Selected text:
>> Start

Backsights and default accuracy estimates

Mon, 13 May 2002 16:23:43 +0100

On Fri, May 10, 2002 at 12:49:19PM +0100, M.J. Green wrote:
> Thinking about it, the way a surveying program should ideally run, is to
> consider the probabiliity distribution for each measurement taken, and do
> calculations based on this.  Accurately calulating the probablity
> distribution and doing calulations based on these is very hard and time
> consuming.  Therefore, as the real probability distributions are unknown
> and are too hard to manipulate, they are at some point approximated to
> gaussian.

Another reason to approximate to gaussian is that the distributions of
combinations of independent measurements will very quickly tend to a gaussian
distributions, whatever the initial distribution (even from a uniform
distribution which looks very different to a bell curve).  The Central Limit
Theorem tell us this.  I wrote a short article in Compass Points about this:

http://www.chaos.org.uk/survex/cp/CP14/CPoint14.htm

Search the page for "uniform".  There's a summary of an email discussion
on a similar topic to this one too.

(Wadders: any chance of adding some `<a name="...">' tags next time you fettle
the on-line compass points?  It would be nice to be able to link to an
individual article...)

> This leaves the problem of choosing what sigma (1 sd) is for the gaussian.
> I believe the correct way to do this is to make a suitable approximation
> for the probability distribution is, then calculate the standard deviation
> of that.

That sounds reasonable.

> This way the probability distributions have the meaning that
> they were intended, rather than putting in a scale factor when choosing
> how large one sd is, then putting the inverse if it in when deciding when
> to complain.

That's a poor way to think about it - it makes it sounds like a total bodge
which it isn't.  It's perhaps not the best possible model, but it's not
as arbitrary as you suggest.

Better to think of it as picking a confidence limit (e.g. 3 standard
deviations) above which you are dubious about the reading, and using it
consistently in the two places.  It just happens that whatever value you use
cancels out.

>> End

Provided material:
>> Start

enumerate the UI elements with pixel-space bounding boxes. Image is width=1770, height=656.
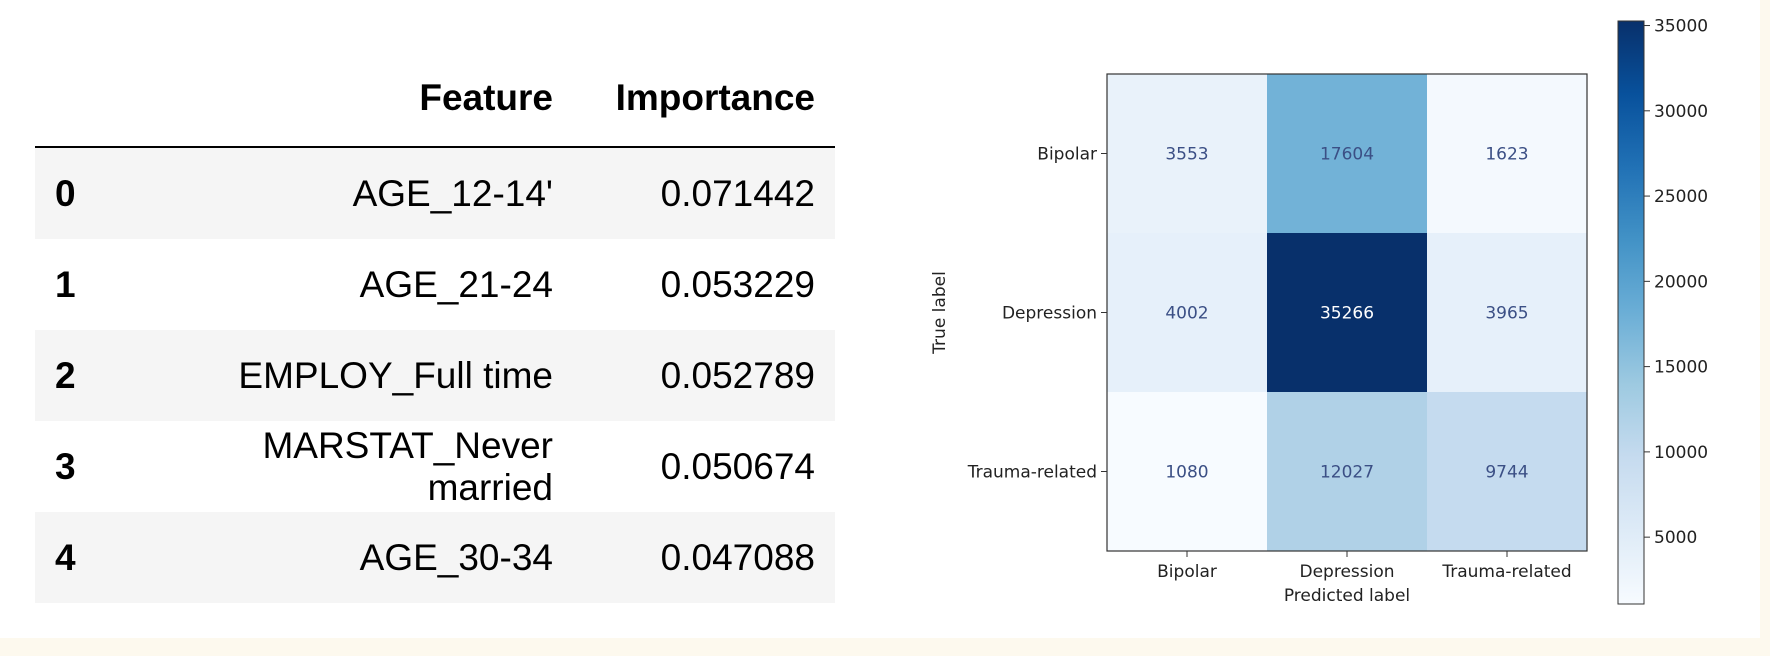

>> End

Set exercise:
Pick up the post on backsights and default accuracy estimates after its last sentence and write what comes next.

The reply:
> For BCRA grade 5, I suggest this means that the surveyor was trying to
> read to the nearest degree.  If he could do this perfectly, thenthis would
> mean a top hat function between -0.5 and 0.5 degrees.

That has a certain appeal, though BCRA grade 5 is "accurate to +/- 1 degree"
not "accurate to +/- 0.5 degrees", which this rather ignores.

> However there is
> also instrument calibration, and the pointing in slightly the wrong way,
> and reading error when the reading is about half way.

So in other words, the reading is a combination of several variables, each with
their own distribution, and probably all largely independent.  So by the
Central Limit Theorem, the actual distribution is approximately a Gaussian!

> Due to this and in
> the spirit of the abssolute bounds suggested by the BCRA, I suggest that
> the a reasonable probability distibution would be linear in the region
> between 1 and 0.5 degrees, and then flat between 0.5 and 0 degrees.  This
> is of course just a guess but it should give a better guess as to the
> magnitude of 1sd than either my previous top hat functions, or assuming
> reading are gaussian and putting a percentage cut of that is within 1
> degree.  This gives 1sd equals 0.456 degrees, or 1 degree = 2.2 sds.

Without experimental evidence for the actual distribution, or a plausible
theoretical model for it, my inclination is to avoid trying to be too elaborate
in inventing one.  It seems very arbitrary to put in a transition at 0.5.
And note that the Gaussian distrbiution has a plausible theoretical model
behind it.

The only non-Gaussian candidate that seems to have much of a theoretical
basis is a uniform ("top hat") distribution on [-1, 1] - arguing that this is
purely a quantisation.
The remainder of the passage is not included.